▶ Stored dataset items
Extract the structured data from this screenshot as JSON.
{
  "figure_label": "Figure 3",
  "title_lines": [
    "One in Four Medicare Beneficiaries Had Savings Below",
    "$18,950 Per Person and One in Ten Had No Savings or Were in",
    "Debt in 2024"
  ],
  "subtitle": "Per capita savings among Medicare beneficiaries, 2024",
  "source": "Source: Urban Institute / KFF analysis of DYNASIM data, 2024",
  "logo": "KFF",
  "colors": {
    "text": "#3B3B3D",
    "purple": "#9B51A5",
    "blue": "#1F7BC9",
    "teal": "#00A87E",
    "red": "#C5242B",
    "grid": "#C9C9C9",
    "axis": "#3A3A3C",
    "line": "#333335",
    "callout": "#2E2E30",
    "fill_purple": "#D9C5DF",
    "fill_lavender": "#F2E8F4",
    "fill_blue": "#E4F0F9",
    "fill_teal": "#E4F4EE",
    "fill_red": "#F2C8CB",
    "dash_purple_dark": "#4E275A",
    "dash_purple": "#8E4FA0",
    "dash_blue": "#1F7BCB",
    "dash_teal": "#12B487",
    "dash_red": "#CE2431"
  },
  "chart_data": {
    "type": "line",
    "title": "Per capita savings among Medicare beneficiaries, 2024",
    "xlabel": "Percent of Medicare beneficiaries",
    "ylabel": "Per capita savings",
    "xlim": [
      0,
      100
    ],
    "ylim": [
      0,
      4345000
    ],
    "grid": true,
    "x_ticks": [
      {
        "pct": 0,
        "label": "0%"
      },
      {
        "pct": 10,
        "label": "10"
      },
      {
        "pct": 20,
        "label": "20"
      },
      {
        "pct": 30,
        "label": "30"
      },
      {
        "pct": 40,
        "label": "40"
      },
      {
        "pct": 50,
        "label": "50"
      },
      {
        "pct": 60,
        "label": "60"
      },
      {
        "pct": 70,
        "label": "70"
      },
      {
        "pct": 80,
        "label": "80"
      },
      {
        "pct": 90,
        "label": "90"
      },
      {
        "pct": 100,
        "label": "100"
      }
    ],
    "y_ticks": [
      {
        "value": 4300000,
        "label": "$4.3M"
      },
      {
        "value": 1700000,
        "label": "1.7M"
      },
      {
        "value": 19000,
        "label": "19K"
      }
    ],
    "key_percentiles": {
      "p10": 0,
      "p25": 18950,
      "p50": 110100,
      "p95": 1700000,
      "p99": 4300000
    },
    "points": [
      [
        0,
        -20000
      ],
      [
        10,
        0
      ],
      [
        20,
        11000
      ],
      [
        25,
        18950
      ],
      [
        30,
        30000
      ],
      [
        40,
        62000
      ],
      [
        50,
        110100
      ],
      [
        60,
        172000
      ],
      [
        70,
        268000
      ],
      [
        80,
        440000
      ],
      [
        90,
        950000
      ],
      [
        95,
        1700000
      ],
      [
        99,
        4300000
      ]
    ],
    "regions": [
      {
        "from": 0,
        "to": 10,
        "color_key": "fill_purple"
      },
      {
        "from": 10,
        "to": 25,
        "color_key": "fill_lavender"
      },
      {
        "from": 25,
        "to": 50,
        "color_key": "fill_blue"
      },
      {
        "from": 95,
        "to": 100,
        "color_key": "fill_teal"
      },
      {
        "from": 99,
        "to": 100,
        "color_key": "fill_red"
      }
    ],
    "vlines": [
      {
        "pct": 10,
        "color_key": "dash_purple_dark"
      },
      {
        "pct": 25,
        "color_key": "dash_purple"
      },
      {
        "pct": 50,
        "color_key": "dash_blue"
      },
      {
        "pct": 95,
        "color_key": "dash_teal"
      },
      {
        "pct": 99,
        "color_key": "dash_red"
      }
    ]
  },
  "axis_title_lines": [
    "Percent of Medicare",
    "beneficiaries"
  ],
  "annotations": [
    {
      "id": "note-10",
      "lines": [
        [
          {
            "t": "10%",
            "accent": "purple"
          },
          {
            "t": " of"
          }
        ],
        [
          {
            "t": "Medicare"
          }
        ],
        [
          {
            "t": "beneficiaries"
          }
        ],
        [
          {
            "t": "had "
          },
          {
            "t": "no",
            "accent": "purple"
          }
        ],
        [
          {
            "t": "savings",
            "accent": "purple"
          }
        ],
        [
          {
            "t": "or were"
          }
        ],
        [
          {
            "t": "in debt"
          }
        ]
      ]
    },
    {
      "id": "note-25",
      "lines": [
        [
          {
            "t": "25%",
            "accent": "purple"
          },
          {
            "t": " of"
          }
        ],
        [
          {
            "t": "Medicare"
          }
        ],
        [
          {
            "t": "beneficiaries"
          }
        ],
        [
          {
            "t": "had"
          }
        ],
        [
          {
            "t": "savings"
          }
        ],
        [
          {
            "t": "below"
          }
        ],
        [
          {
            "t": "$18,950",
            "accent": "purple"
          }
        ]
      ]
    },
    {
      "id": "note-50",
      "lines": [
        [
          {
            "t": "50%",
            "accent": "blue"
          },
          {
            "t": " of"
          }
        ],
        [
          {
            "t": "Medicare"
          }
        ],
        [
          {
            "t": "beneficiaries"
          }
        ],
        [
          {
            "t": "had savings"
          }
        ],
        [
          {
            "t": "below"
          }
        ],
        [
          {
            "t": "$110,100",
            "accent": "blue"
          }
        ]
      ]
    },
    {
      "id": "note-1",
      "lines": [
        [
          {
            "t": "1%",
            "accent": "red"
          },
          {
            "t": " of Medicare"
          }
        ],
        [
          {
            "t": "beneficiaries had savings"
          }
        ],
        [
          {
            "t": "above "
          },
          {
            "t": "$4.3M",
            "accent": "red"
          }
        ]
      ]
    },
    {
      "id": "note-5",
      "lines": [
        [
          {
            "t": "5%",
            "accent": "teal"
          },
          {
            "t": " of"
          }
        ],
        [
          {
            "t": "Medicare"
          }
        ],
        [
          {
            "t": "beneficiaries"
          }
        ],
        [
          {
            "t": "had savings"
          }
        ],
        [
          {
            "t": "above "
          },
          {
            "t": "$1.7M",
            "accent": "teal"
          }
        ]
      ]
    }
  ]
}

▶ DIRECTIONS FOR THIS TASK
Write the listing out again, exactly as shown above.

▶ EXERCISE RESULT
Extract the structured data from this screenshot as JSON.
{
  "figure_label": "Figure 3",
  "title_lines": [
    "One in Four Medicare Beneficiaries Had Savings Below",
    "$18,950 Per Person and One in Ten Had No Savings or Were in",
    "Debt in 2024"
  ],
  "subtitle": "Per capita savings among Medicare beneficiaries, 2024",
  "source": "Source: Urban Institute / KFF analysis of DYNASIM data, 2024",
  "logo": "KFF",
  "colors": {
    "text": "#3B3B3D",
    "purple": "#9B51A5",
    "blue": "#1F7BC9",
    "teal": "#00A87E",
    "red": "#C5242B",
    "grid": "#C9C9C9",
    "axis": "#3A3A3C",
    "line": "#333335",
    "callout": "#2E2E30",
    "fill_purple": "#D9C5DF",
    "fill_lavender": "#F2E8F4",
    "fill_blue": "#E4F0F9",
    "fill_teal": "#E4F4EE",
    "fill_red": "#F2C8CB",
    "dash_purple_dark": "#4E275A",
    "dash_purple": "#8E4FA0",
    "dash_blue": "#1F7BCB",
    "dash_teal": "#12B487",
    "dash_red": "#CE2431"
  },
  "chart_data": {
    "type": "line",
    "title": "Per capita savings among Medicare beneficiaries, 2024",
    "xlabel": "Percent of Medicare beneficiaries",
    "ylabel": "Per capita savings",
    "xlim": [
      0,
      100
    ],
    "ylim": [
      0,
      4345000
    ],
    "grid": true,
    "x_ticks": [
      {
        "pct": 0,
        "label": "0%"
      },
      {
        "pct": 10,
        "label": "10"
      },
      {
        "pct": 20,
        "label": "20"
      },
      {
        "pct": 30,
        "label": "30"
      },
      {
        "pct": 40,
        "label": "40"
      },
      {
        "pct": 50,
        "label": "50"
      },
      {
        "pct": 60,
        "label": "60"
      },
      {
        "pct": 70,
        "label": "70"
      },
      {
        "pct": 80,
        "label": "80"
      },
      {
        "pct": 90,
        "label": "90"
      },
      {
        "pct": 100,
        "label": "100"
      }
    ],
    "y_ticks": [
      {
        "value": 4300000,
        "label": "$4.3M"
      },
      {
        "value": 1700000,
        "label": "1.7M"
      },
      {
        "value": 19000,
        "label": "19K"
      }
    ],
    "key_percentiles": {
      "p10": 0,
      "p25": 18950,
      "p50": 110100,
      "p95": 1700000,
      "p99": 4300000
    },
    "points": [
      [
        0,
        -20000
      ],
      [
        10,
        0
      ],
      [
        20,
        11000
      ],
      [
        25,
        18950
      ],
      [
        30,
        30000
      ],
      [
        40,
        62000
      ],
      [
        50,
        110100
      ],
      [
        60,
        172000
      ],
      [
        70,
        268000
      ],
      [
        80,
        440000
      ],
      [
        90,
        950000
      ],
      [
        95,
        1700000
      ],
      [
        99,
        4300000
      ]
    ],
    "regions": [
      {
        "from": 0,
        "to": 10,
        "color_key": "fill_purple"
      },
      {
        "from": 10,
        "to": 25,
        "color_key": "fill_lavender"
      },
      {
        "from": 25,
        "to": 50,
        "color_key": "fill_blue"
      },
      {
        "from": 95,
        "to": 100,
        "color_key": "fill_teal"
      },
      {
        "from": 99,
        "to": 100,
        "color_key": "fill_red"
      }
    ],
    "vlines": [
      {
        "pct": 10,
        "color_key": "dash_purple_dark"
      },
      {
        "pct": 25,
        "color_key": "dash_purple"
      },
      {
        "pct": 50,
        "color_key": "dash_blue"
      },
      {
        "pct": 95,
        "color_key": "dash_teal"
      },
      {
        "pct": 99,
        "color_key": "dash_red"
      }
    ]
  },
  "axis_title_lines": [
    "Percent of Medicare",
    "beneficiaries"
  ],
  "annotations": [
    {
      "id": "note-10",
      "lines": [
        [
          {
            "t": "10%",
            "accent": "purple"
          },
          {
            "t": " of"
          }
        ],
        [
          {
            "t": "Medicare"
          }
        ],
        [
          {
            "t": "beneficiaries"
          }
        ],
        [
          {
            "t": "had "
          },
          {
            "t": "no",
            "accent": "purple"
          }
        ],
        [
          {
            "t": "savings",
            "accent": "purple"
          }
        ],
        [
          {
            "t": "or were"
          }
        ],
        [
          {
            "t": "in debt"
          }
        ]
      ]
    },
    {
      "id": "note-25",
      "lines": [
        [
          {
            "t": "25%",
            "accent": "purple"
          },
          {
            "t": " of"
          }
        ],
        [
          {
            "t": "Medicare"
          }
        ],
        [
          {
            "t": "beneficiaries"
          }
        ],
        [
          {
            "t": "had"
          }
        ],
        [
          {
            "t": "savings"
          }
        ],
        [
          {
            "t": "below"
          }
        ],
        [
          {
            "t": "$18,950",
            "accent": "purple"
          }
        ]
      ]
    },
    {
      "id": "note-50",
      "lines": [
        [
          {
            "t": "50%",
            "accent": "blue"
          },
          {
            "t": " of"
          }
        ],
        [
          {
            "t": "Medicare"
          }
        ],
        [
          {
            "t": "beneficiaries"
          }
        ],
        [
          {
            "t": "had savings"
          }
        ],
        [
          {
            "t": "below"
          }
        ],
        [
          {
            "t": "$110,100",
            "accent": "blue"
          }
        ]
      ]
    },
    {
      "id": "note-1",
      "lines": [
        [
          {
            "t": "1%",
            "accent": "red"
          },
          {
            "t": " of Medicare"
          }
        ],
        [
          {
            "t": "beneficiaries had savings"
          }
        ],
        [
          {
            "t": "above "
          },
          {
            "t": "$4.3M",
            "accent": "red"
          }
        ]
      ]
    },
    {
      "id": "note-5",
      "lines": [
        [
          {
            "t": "5%",
            "accent": "teal"
          },
          {
            "t": " of"
          }
        ],
        [
          {
            "t": "Medicare"
          }
        ],
        [
          {
            "t": "beneficiaries"
          }
        ],
        [
          {
            "t": "had savings"
          }
        ],
        [
          {
            "t": "above "
          },
          {
            "t": "$1.7M",
            "accent": "teal"
          }
        ]
      ]
    }
  ]
}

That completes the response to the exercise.